— EXTRACTED RECORDS —
● ● ● ● ● ● ●

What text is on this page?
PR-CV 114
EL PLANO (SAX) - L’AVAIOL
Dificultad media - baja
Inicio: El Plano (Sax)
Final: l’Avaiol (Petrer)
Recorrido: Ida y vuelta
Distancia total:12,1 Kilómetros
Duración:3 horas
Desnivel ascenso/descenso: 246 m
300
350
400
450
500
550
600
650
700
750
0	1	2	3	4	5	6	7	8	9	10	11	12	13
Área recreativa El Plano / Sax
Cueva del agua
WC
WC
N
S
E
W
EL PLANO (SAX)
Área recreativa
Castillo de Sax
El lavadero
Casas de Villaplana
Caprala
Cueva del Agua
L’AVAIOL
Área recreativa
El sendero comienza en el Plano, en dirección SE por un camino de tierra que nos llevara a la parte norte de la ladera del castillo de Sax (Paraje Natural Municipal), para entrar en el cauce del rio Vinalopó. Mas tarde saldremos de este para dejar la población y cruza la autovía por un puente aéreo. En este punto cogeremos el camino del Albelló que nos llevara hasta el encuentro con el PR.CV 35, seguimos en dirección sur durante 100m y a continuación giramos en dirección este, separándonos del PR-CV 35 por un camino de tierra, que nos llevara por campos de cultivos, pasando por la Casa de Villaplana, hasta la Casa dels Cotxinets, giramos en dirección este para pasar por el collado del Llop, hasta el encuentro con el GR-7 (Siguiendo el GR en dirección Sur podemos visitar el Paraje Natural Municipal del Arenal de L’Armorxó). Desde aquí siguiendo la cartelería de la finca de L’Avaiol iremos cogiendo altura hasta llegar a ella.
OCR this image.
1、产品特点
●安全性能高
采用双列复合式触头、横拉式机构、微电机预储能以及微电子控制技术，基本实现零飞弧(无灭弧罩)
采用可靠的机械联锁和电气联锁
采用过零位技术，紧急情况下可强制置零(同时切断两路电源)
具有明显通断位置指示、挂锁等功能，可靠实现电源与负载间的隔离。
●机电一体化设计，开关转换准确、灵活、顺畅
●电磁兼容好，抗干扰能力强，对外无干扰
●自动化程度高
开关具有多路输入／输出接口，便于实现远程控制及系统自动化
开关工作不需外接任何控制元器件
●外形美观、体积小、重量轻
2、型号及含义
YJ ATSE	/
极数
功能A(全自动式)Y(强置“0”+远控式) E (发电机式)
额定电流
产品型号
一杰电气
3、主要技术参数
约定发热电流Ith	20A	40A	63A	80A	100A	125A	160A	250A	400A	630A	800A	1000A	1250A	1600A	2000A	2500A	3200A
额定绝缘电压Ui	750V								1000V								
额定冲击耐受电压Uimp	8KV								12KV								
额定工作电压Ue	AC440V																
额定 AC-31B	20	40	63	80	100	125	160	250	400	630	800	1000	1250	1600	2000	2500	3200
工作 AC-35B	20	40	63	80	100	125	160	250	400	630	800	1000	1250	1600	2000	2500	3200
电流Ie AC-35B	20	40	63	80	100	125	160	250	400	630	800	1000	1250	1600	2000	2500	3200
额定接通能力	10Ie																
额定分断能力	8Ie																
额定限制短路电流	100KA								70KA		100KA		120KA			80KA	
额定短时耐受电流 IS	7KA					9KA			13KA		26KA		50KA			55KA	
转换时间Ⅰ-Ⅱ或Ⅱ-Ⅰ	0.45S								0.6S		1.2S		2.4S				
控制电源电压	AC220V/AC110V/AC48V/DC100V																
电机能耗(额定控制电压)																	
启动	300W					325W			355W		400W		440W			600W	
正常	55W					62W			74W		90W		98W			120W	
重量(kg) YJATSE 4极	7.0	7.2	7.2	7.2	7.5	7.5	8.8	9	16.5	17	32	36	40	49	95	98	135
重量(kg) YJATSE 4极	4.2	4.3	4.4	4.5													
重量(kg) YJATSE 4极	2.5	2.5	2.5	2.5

● ● ● ● ● ● ●

— WHAT THE TASK ASKS —
Every line in the data above that contains "this" needs to be copied.

— ANSWER FOR THE TASK —
What text is on this page?
OCR this image.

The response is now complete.